The data:
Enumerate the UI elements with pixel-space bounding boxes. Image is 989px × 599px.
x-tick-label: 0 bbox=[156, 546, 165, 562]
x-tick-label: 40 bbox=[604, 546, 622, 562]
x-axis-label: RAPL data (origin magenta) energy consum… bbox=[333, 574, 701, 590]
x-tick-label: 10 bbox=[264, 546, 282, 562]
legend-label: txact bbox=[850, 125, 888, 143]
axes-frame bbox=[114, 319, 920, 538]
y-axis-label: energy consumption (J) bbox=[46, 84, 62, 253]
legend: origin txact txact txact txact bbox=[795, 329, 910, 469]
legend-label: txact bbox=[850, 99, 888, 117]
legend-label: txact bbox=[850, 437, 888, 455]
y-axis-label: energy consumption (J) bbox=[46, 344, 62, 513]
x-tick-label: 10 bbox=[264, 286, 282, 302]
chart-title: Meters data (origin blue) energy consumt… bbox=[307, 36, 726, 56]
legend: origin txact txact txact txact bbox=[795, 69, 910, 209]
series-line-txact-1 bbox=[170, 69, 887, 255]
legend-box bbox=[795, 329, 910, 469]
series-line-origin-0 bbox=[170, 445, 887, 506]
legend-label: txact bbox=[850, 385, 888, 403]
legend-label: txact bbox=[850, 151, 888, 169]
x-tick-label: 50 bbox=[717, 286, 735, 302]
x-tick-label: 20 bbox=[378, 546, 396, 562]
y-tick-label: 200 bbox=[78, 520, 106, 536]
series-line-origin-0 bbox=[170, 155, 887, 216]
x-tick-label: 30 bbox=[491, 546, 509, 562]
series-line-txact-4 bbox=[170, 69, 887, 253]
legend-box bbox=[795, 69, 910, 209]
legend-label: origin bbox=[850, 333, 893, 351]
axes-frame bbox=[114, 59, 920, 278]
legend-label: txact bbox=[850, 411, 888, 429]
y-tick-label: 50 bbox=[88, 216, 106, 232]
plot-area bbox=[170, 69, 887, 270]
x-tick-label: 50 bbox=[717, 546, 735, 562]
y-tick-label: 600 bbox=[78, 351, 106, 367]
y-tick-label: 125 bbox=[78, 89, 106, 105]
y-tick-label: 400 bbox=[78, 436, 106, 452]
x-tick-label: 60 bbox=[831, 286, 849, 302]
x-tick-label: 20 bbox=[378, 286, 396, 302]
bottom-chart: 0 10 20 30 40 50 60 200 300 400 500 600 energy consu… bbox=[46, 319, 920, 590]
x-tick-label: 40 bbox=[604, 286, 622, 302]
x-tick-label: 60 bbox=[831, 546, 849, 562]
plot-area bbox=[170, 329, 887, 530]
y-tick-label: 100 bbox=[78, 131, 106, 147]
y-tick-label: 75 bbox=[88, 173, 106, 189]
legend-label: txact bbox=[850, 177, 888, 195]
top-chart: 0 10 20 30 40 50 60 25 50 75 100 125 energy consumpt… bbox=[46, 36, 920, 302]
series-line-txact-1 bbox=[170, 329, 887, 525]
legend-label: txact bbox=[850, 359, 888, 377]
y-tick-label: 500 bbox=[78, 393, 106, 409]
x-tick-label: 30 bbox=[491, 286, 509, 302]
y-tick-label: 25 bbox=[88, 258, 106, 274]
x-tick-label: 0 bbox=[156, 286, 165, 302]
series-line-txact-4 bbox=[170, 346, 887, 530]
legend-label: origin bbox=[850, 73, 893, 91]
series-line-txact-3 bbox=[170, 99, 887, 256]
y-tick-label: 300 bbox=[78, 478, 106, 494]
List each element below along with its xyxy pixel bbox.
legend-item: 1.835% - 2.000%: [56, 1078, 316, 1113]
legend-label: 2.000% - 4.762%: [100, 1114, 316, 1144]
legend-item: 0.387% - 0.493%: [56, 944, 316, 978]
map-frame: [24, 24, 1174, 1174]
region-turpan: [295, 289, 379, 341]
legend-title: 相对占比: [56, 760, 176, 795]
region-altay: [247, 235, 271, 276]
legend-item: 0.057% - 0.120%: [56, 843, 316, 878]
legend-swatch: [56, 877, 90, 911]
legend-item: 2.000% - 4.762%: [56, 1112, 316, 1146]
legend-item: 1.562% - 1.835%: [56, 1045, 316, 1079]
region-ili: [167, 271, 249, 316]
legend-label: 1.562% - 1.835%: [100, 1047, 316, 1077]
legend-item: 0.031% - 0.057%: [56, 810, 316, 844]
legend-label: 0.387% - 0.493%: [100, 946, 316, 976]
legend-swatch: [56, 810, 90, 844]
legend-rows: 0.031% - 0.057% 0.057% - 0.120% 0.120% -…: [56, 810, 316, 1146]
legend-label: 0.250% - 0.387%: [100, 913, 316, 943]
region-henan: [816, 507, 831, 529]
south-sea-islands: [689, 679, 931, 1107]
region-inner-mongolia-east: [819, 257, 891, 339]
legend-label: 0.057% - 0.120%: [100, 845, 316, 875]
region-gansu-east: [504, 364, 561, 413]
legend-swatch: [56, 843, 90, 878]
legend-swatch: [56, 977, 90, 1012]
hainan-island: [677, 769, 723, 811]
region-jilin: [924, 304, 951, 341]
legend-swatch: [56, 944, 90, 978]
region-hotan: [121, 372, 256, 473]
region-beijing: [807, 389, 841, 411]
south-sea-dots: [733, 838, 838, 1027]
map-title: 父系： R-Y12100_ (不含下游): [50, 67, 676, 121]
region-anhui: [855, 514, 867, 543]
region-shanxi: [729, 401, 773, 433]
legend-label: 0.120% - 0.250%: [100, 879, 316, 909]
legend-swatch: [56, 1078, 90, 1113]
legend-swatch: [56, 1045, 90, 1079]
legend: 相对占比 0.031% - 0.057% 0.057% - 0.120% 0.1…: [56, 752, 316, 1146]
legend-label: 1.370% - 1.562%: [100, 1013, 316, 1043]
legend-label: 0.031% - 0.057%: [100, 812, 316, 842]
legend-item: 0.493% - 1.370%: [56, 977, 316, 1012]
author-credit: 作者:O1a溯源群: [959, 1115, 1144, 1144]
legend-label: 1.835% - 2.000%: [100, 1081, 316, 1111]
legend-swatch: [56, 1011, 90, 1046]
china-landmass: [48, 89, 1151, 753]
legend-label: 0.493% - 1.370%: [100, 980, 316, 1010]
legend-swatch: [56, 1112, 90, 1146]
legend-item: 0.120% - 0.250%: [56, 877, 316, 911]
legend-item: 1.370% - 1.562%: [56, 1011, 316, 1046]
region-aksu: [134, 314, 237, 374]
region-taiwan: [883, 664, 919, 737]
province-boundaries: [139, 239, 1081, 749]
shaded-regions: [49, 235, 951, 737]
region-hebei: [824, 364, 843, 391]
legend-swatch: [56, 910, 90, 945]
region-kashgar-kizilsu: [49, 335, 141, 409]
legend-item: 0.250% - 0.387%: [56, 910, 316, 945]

Objective: Write out every line of the material above as a numbered list, leaving out any blank lines.

Response:
1. Enumerate the UI elements with pixel-space bounding boxes. Image is 989px × 599px.
2. x-tick-label: 0 bbox=[156, 546, 165, 562]
3. x-tick-label: 40 bbox=[604, 546, 622, 562]
4. x-axis-label: RAPL data (origin magenta) energy consum… bbox=[333, 574, 701, 590]
5. x-tick-label: 10 bbox=[264, 546, 282, 562]
6. legend-label: txact bbox=[850, 125, 888, 143]
7. axes-frame bbox=[114, 319, 920, 538]
8. y-axis-label: energy consumption (J) bbox=[46, 84, 62, 253]
9. legend: origin txact txact txact txact bbox=[795, 329, 910, 469]
10. legend-label: txact bbox=[850, 99, 888, 117]
11. legend-label: txact bbox=[850, 437, 888, 455]
12. y-axis-label: energy consumption (J) bbox=[46, 344, 62, 513]
13. x-tick-label: 10 bbox=[264, 286, 282, 302]
14. chart-title: Meters data (origin blue) energy consumt… bbox=[307, 36, 726, 56]
15. legend: origin txact txact txact txact bbox=[795, 69, 910, 209]
16. series-line-txact-1 bbox=[170, 69, 887, 255]
17. legend-box bbox=[795, 329, 910, 469]
18. series-line-origin-0 bbox=[170, 445, 887, 506]
19. legend-label: txact bbox=[850, 385, 888, 403]
20. legend-label: txact bbox=[850, 151, 888, 169]
21. x-tick-label: 50 bbox=[717, 286, 735, 302]
22. x-tick-label: 20 bbox=[378, 546, 396, 562]
23. y-tick-label: 200 bbox=[78, 520, 106, 536]
24. series-line-origin-0 bbox=[170, 155, 887, 216]
25. x-tick-label: 30 bbox=[491, 546, 509, 562]
26. series-line-txact-4 bbox=[170, 69, 887, 253]
27. legend-box bbox=[795, 69, 910, 209]
28. legend-label: origin bbox=[850, 333, 893, 351]
29. axes-frame bbox=[114, 59, 920, 278]
30. legend-label: txact bbox=[850, 411, 888, 429]
31. y-tick-label: 50 bbox=[88, 216, 106, 232]
32. plot-area bbox=[170, 69, 887, 270]
33. x-tick-label: 50 bbox=[717, 546, 735, 562]
34. y-tick-label: 600 bbox=[78, 351, 106, 367]
35. y-tick-label: 125 bbox=[78, 89, 106, 105]
36. y-tick-label: 400 bbox=[78, 436, 106, 452]
37. x-tick-label: 60 bbox=[831, 286, 849, 302]
38. x-tick-label: 20 bbox=[378, 286, 396, 302]
39. bottom-chart: 0 10 20 30 40 50 60 200 300 400 500 600 energy consu… bbox=[46, 319, 920, 590]
40. x-tick-label: 40 bbox=[604, 286, 622, 302]
41. x-tick-label: 60 bbox=[831, 546, 849, 562]
42. plot-area bbox=[170, 329, 887, 530]
43. y-tick-label: 100 bbox=[78, 131, 106, 147]
44. y-tick-label: 75 bbox=[88, 173, 106, 189]
45. legend-label: txact bbox=[850, 177, 888, 195]
46. top-chart: 0 10 20 30 40 50 60 25 50 75 100 125 energy consumpt… bbox=[46, 36, 920, 302]
47. series-line-txact-1 bbox=[170, 329, 887, 525]
48. legend-label: txact bbox=[850, 359, 888, 377]
49. y-tick-label: 500 bbox=[78, 393, 106, 409]
50. x-tick-label: 30 bbox=[491, 286, 509, 302]
51. y-tick-label: 25 bbox=[88, 258, 106, 274]
52. x-tick-label: 0 bbox=[156, 286, 165, 302]
53. series-line-txact-4 bbox=[170, 346, 887, 530]
54. legend-label: origin bbox=[850, 73, 893, 91]
55. series-line-txact-3 bbox=[170, 99, 887, 256]
56. y-tick-label: 300 bbox=[78, 478, 106, 494]
57. List each element below along with its xyxy pixel bbox.
58. legend-item: 1.835% - 2.000%: [56, 1078, 316, 1113]
59. legend-label: 2.000% - 4.762%: [100, 1114, 316, 1144]
60. legend-item: 0.387% - 0.493%: [56, 944, 316, 978]
61. map-frame: [24, 24, 1174, 1174]
62. region-turpan: [295, 289, 379, 341]
63. legend-title: 相对占比: [56, 760, 176, 795]
64. region-altay: [247, 235, 271, 276]
65. legend-item: 0.057% - 0.120%: [56, 843, 316, 878]
66. legend-swatch: [56, 877, 90, 911]
67. legend-item: 2.000% - 4.762%: [56, 1112, 316, 1146]
68. legend-item: 1.562% - 1.835%: [56, 1045, 316, 1079]
69. region-ili: [167, 271, 249, 316]
70. legend-label: 1.562% - 1.835%: [100, 1047, 316, 1077]
71. legend-item: 0.031% - 0.057%: [56, 810, 316, 844]
72. legend-label: 0.387% - 0.493%: [100, 946, 316, 976]
73. legend-swatch: [56, 810, 90, 844]
74. legend-rows: 0.031% - 0.057% 0.057% - 0.120% 0.120% -…: [56, 810, 316, 1146]
75. legend-label: 0.250% - 0.387%: [100, 913, 316, 943]
76. region-henan: [816, 507, 831, 529]
77. south-sea-islands: [689, 679, 931, 1107]
78. region-inner-mongolia-east: [819, 257, 891, 339]
79. legend-label: 0.057% - 0.120%: [100, 845, 316, 875]
80. region-gansu-east: [504, 364, 561, 413]
81. legend-swatch: [56, 843, 90, 878]
82. legend-swatch: [56, 977, 90, 1012]
83. hainan-island: [677, 769, 723, 811]
84. region-jilin: [924, 304, 951, 341]
85. legend-swatch: [56, 944, 90, 978]
86. region-hotan: [121, 372, 256, 473]
87. region-beijing: [807, 389, 841, 411]
88. south-sea-dots: [733, 838, 838, 1027]
89. map-title: 父系： R-Y12100_ (不含下游): [50, 67, 676, 121]
90. region-anhui: [855, 514, 867, 543]
91. region-shanxi: [729, 401, 773, 433]
92. legend-label: 0.120% - 0.250%: [100, 879, 316, 909]
93. legend-swatch: [56, 1078, 90, 1113]
94. legend-swatch: [56, 1045, 90, 1079]
95. legend: 相对占比 0.031% - 0.057% 0.057% - 0.120% 0.1…: [56, 752, 316, 1146]
96. legend-label: 1.370% - 1.562%: [100, 1013, 316, 1043]
97. legend-label: 0.031% - 0.057%: [100, 812, 316, 842]
98. legend-item: 0.493% - 1.370%: [56, 977, 316, 1012]
99. author-credit: 作者:O1a溯源群: [959, 1115, 1144, 1144]
100. legend-label: 1.835% - 2.000%: [100, 1081, 316, 1111]
101. legend-swatch: [56, 1011, 90, 1046]
102. china-landmass: [48, 89, 1151, 753]
103. legend-label: 0.493% - 1.370%: [100, 980, 316, 1010]
104. legend-swatch: [56, 1112, 90, 1146]
105. legend-item: 0.120% - 0.250%: [56, 877, 316, 911]
106. legend-item: 1.370% - 1.562%: [56, 1011, 316, 1046]
107. region-aksu: [134, 314, 237, 374]
108. region-taiwan: [883, 664, 919, 737]
109. province-boundaries: [139, 239, 1081, 749]
110. shaded-regions: [49, 235, 951, 737]
111. region-hebei: [824, 364, 843, 391]
112. legend-swatch: [56, 910, 90, 945]
113. region-kashgar-kizilsu: [49, 335, 141, 409]
114. legend-item: 0.250% - 0.387%: [56, 910, 316, 945]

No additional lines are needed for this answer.